*WHAT YOU SHOULD DO*
In full and without deviation, write out the entries that follow.

*GIVEN RECORDS*
★ ★ ★ ★ ★

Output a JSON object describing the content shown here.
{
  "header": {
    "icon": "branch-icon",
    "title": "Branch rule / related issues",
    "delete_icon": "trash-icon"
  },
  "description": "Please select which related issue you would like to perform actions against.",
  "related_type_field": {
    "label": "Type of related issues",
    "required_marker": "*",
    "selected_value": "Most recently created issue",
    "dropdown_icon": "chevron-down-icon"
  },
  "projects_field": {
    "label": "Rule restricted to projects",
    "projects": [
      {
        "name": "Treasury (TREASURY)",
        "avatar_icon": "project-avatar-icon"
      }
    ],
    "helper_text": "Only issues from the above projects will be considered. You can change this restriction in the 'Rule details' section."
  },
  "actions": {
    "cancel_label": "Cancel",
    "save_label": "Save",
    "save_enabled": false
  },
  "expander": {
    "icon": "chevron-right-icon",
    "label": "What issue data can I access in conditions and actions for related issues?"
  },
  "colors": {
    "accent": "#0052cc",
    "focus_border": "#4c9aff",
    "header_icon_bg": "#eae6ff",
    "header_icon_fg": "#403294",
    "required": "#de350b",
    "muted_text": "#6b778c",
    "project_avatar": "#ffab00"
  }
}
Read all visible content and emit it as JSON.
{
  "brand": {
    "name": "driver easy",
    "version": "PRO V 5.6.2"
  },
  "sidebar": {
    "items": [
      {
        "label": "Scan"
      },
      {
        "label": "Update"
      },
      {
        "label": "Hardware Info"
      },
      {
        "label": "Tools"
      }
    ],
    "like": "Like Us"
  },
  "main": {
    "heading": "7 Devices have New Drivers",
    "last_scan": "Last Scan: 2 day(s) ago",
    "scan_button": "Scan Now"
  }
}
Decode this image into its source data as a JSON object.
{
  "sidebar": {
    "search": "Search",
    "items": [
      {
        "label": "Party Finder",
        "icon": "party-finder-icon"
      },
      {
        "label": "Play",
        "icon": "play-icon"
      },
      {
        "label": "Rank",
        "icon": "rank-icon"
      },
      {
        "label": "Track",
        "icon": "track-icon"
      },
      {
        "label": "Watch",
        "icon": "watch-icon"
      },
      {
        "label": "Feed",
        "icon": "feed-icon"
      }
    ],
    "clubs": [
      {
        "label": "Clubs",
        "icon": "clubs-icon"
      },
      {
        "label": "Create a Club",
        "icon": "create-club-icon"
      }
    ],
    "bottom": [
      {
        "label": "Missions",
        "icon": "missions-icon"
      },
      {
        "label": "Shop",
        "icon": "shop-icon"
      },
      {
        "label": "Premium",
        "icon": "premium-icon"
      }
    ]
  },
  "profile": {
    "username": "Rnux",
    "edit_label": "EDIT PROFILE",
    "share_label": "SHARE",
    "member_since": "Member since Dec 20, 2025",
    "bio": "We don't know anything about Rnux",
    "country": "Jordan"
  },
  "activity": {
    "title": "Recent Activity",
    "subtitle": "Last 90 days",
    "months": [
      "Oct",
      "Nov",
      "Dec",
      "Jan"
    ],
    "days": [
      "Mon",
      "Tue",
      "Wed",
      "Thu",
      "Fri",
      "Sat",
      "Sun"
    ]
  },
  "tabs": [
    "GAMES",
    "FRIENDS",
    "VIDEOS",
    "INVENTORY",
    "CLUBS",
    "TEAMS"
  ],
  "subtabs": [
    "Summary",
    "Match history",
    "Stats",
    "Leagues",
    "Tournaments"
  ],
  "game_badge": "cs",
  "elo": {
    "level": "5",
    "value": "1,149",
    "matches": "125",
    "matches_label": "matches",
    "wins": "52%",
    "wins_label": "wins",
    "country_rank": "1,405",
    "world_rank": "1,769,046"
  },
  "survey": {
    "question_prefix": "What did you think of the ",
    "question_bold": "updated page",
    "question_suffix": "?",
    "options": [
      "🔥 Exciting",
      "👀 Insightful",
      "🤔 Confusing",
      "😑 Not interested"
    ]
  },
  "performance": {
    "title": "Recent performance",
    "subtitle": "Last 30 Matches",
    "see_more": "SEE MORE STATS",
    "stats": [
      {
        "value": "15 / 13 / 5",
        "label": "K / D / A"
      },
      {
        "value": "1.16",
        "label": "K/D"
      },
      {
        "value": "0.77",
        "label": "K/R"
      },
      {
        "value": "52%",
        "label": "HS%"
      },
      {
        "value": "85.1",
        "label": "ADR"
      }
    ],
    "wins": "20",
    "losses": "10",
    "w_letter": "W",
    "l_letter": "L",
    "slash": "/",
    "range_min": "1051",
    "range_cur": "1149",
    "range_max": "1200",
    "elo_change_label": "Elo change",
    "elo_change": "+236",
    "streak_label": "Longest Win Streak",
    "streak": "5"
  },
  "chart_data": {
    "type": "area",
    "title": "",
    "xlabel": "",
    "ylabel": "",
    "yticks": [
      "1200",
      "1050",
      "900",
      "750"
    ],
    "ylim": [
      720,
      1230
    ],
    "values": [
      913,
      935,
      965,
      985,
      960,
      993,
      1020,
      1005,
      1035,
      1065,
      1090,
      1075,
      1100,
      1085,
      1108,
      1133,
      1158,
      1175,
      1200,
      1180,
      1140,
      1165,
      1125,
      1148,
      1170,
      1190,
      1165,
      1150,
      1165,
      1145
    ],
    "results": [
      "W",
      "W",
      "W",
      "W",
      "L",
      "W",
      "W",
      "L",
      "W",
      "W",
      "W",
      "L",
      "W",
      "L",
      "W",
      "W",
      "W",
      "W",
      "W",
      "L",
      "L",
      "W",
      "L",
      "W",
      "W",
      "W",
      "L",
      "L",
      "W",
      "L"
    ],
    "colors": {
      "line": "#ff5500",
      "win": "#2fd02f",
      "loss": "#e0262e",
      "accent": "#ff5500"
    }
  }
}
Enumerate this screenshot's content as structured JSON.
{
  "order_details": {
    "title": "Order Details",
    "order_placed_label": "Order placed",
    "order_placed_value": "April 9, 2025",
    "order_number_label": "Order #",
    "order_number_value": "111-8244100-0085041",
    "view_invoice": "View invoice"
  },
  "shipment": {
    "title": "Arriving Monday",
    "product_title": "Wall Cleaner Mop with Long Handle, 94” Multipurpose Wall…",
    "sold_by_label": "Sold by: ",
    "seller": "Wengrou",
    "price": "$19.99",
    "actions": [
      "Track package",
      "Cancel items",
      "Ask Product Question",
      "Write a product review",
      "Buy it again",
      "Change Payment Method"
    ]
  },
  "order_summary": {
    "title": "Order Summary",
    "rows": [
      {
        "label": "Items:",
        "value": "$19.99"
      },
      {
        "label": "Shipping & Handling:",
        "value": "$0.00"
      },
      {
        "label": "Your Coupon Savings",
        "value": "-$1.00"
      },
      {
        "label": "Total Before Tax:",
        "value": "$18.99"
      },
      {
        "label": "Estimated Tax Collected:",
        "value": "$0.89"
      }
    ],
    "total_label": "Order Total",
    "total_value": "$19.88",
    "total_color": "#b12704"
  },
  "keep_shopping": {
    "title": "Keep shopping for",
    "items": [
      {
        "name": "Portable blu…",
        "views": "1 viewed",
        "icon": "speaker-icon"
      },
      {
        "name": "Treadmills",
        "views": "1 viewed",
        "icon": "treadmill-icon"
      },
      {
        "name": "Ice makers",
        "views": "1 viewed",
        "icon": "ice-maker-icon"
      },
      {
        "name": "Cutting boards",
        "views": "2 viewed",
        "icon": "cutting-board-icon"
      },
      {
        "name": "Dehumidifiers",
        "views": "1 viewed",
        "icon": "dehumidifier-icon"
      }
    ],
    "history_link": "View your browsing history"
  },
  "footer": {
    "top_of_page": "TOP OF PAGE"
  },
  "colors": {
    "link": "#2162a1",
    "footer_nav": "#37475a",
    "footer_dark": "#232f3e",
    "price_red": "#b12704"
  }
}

★ ★ ★ ★ ★

*FULL ANSWER*
Output a JSON object describing the content shown here.
{
  "header": {
    "icon": "branch-icon",
    "title": "Branch rule / related issues",
    "delete_icon": "trash-icon"
  },
  "description": "Please select which related issue you would like to perform actions against.",
  "related_type_field": {
    "label": "Type of related issues",
    "required_marker": "*",
    "selected_value": "Most recently created issue",
    "dropdown_icon": "chevron-down-icon"
  },
  "projects_field": {
    "label": "Rule restricted to projects",
    "projects": [
      {
        "name": "Treasury (TREASURY)",
        "avatar_icon": "project-avatar-icon"
      }
    ],
    "helper_text": "Only issues from the above projects will be considered. You can change this restriction in the 'Rule details' section."
  },
  "actions": {
    "cancel_label": "Cancel",
    "save_label": "Save",
    "save_enabled": false
  },
  "expander": {
    "icon": "chevron-right-icon",
    "label": "What issue data can I access in conditions and actions for related issues?"
  },
  "colors": {
    "accent": "#0052cc",
    "focus_border": "#4c9aff",
    "header_icon_bg": "#eae6ff",
    "header_icon_fg": "#403294",
    "required": "#de350b",
    "muted_text": "#6b778c",
    "project_avatar": "#ffab00"
  }
}
Read all visible content and emit it as JSON.
{
  "brand": {
    "name": "driver easy",
    "version": "PRO V 5.6.2"
  },
  "sidebar": {
    "items": [
      {
        "label": "Scan"
      },
      {
        "label": "Update"
      },
      {
        "label": "Hardware Info"
      },
      {
        "label": "Tools"
      }
    ],
    "like": "Like Us"
  },
  "main": {
    "heading": "7 Devices have New Drivers",
    "last_scan": "Last Scan: 2 day(s) ago",
    "scan_button": "Scan Now"
  }
}
Decode this image into its source data as a JSON object.
{
  "sidebar": {
    "search": "Search",
    "items": [
      {
        "label": "Party Finder",
        "icon": "party-finder-icon"
      },
      {
        "label": "Play",
        "icon": "play-icon"
      },
      {
        "label": "Rank",
        "icon": "rank-icon"
      },
      {
        "label": "Track",
        "icon": "track-icon"
      },
      {
        "label": "Watch",
        "icon": "watch-icon"
      },
      {
        "label": "Feed",
        "icon": "feed-icon"
      }
    ],
    "clubs": [
      {
        "label": "Clubs",
        "icon": "clubs-icon"
      },
      {
        "label": "Create a Club",
        "icon": "create-club-icon"
      }
    ],
    "bottom": [
      {
        "label": "Missions",
        "icon": "missions-icon"
      },
      {
        "label": "Shop",
        "icon": "shop-icon"
      },
      {
        "label": "Premium",
        "icon": "premium-icon"
      }
    ]
  },
  "profile": {
    "username": "Rnux",
    "edit_label": "EDIT PROFILE",
    "share_label": "SHARE",
    "member_since": "Member since Dec 20, 2025",
    "bio": "We don't know anything about Rnux",
    "country": "Jordan"
  },
  "activity": {
    "title": "Recent Activity",
    "subtitle": "Last 90 days",
    "months": [
      "Oct",
      "Nov",
      "Dec",
      "Jan"
    ],
    "days": [
      "Mon",
      "Tue",
      "Wed",
      "Thu",
      "Fri",
      "Sat",
      "Sun"
    ]
  },
  "tabs": [
    "GAMES",
    "FRIENDS",
    "VIDEOS",
    "INVENTORY",
    "CLUBS",
    "TEAMS"
  ],
  "subtabs": [
    "Summary",
    "Match history",
    "Stats",
    "Leagues",
    "Tournaments"
  ],
  "game_badge": "cs",
  "elo": {
    "level": "5",
    "value": "1,149",
    "matches": "125",
    "matches_label": "matches",
    "wins": "52%",
    "wins_label": "wins",
    "country_rank": "1,405",
    "world_rank": "1,769,046"
  },
  "survey": {
    "question_prefix": "What did you think of the ",
    "question_bold": "updated page",
    "question_suffix": "?",
    "options": [
      "🔥 Exciting",
      "👀 Insightful",
      "🤔 Confusing",
      "😑 Not interested"
    ]
  },
  "performance": {
    "title": "Recent performance",
    "subtitle": "Last 30 Matches",
    "see_more": "SEE MORE STATS",
    "stats": [
      {
        "value": "15 / 13 / 5",
        "label": "K / D / A"
      },
      {
        "value": "1.16",
        "label": "K/D"
      },
      {
        "value": "0.77",
        "label": "K/R"
      },
      {
        "value": "52%",
        "label": "HS%"
      },
      {
        "value": "85.1",
        "label": "ADR"
      }
    ],
    "wins": "20",
    "losses": "10",
    "w_letter": "W",
    "l_letter": "L",
    "slash": "/",
    "range_min": "1051",
    "range_cur": "1149",
    "range_max": "1200",
    "elo_change_label": "Elo change",
    "elo_change": "+236",
    "streak_label": "Longest Win Streak",
    "streak": "5"
  },
  "chart_data": {
    "type": "area",
    "title": "",
    "xlabel": "",
    "ylabel": "",
    "yticks": [
      "1200",
      "1050",
      "900",
      "750"
    ],
    "ylim": [
      720,
      1230
    ],
    "values": [
      913,
      935,
      965,
      985,
      960,
      993,
      1020,
      1005,
      1035,
      1065,
      1090,
      1075,
      1100,
      1085,
      1108,
      1133,
      1158,
      1175,
      1200,
      1180,
      1140,
      1165,
      1125,
      1148,
      1170,
      1190,
      1165,
      1150,
      1165,
      1145
    ],
    "results": [
      "W",
      "W",
      "W",
      "W",
      "L",
      "W",
      "W",
      "L",
      "W",
      "W",
      "W",
      "L",
      "W",
      "L",
      "W",
      "W",
      "W",
      "W",
      "W",
      "L",
      "L",
      "W",
      "L",
      "W",
      "W",
      "W",
      "L",
      "L",
      "W",
      "L"
    ],
    "colors": {
      "line": "#ff5500",
      "win": "#2fd02f",
      "loss": "#e0262e",
      "accent": "#ff5500"
    }
  }
}
Enumerate this screenshot's content as structured JSON.
{
  "order_details": {
    "title": "Order Details",
    "order_placed_label": "Order placed",
    "order_placed_value": "April 9, 2025",
    "order_number_label": "Order #",
    "order_number_value": "111-8244100-0085041",
    "view_invoice": "View invoice"
  },
  "shipment": {
    "title": "Arriving Monday",
    "product_title": "Wall Cleaner Mop with Long Handle, 94” Multipurpose Wall…",
    "sold_by_label": "Sold by: ",
    "seller": "Wengrou",
    "price": "$19.99",
    "actions": [
      "Track package",
      "Cancel items",
      "Ask Product Question",
      "Write a product review",
      "Buy it again",
      "Change Payment Method"
    ]
  },
  "order_summary": {
    "title": "Order Summary",
    "rows": [
      {
        "label": "Items:",
        "value": "$19.99"
      },
      {
        "label": "Shipping & Handling:",
        "value": "$0.00"
      },
      {
        "label": "Your Coupon Savings",
        "value": "-$1.00"
      },
      {
        "label": "Total Before Tax:",
        "value": "$18.99"
      },
      {
        "label": "Estimated Tax Collected:",
        "value": "$0.89"
      }
    ],
    "total_label": "Order Total",
    "total_value": "$19.88",
    "total_color": "#b12704"
  },
  "keep_shopping": {
    "title": "Keep shopping for",
    "items": [
      {
        "name": "Portable blu…",
        "views": "1 viewed",
        "icon": "speaker-icon"
      },
      {
        "name": "Treadmills",
        "views": "1 viewed",
        "icon": "treadmill-icon"
      },
      {
        "name": "Ice makers",
        "views": "1 viewed",
        "icon": "ice-maker-icon"
      },
      {
        "name": "Cutting boards",
        "views": "2 viewed",
        "icon": "cutting-board-icon"
      },
      {
        "name": "Dehumidifiers",
        "views": "1 viewed",
        "icon": "dehumidifier-icon"
      }
    ],
    "history_link": "View your browsing history"
  },
  "footer": {
    "top_of_page": "TOP OF PAGE"
  },
  "colors": {
    "link": "#2162a1",
    "footer_nav": "#37475a",
    "footer_dark": "#232f3e",
    "price_red": "#b12704"
  }
}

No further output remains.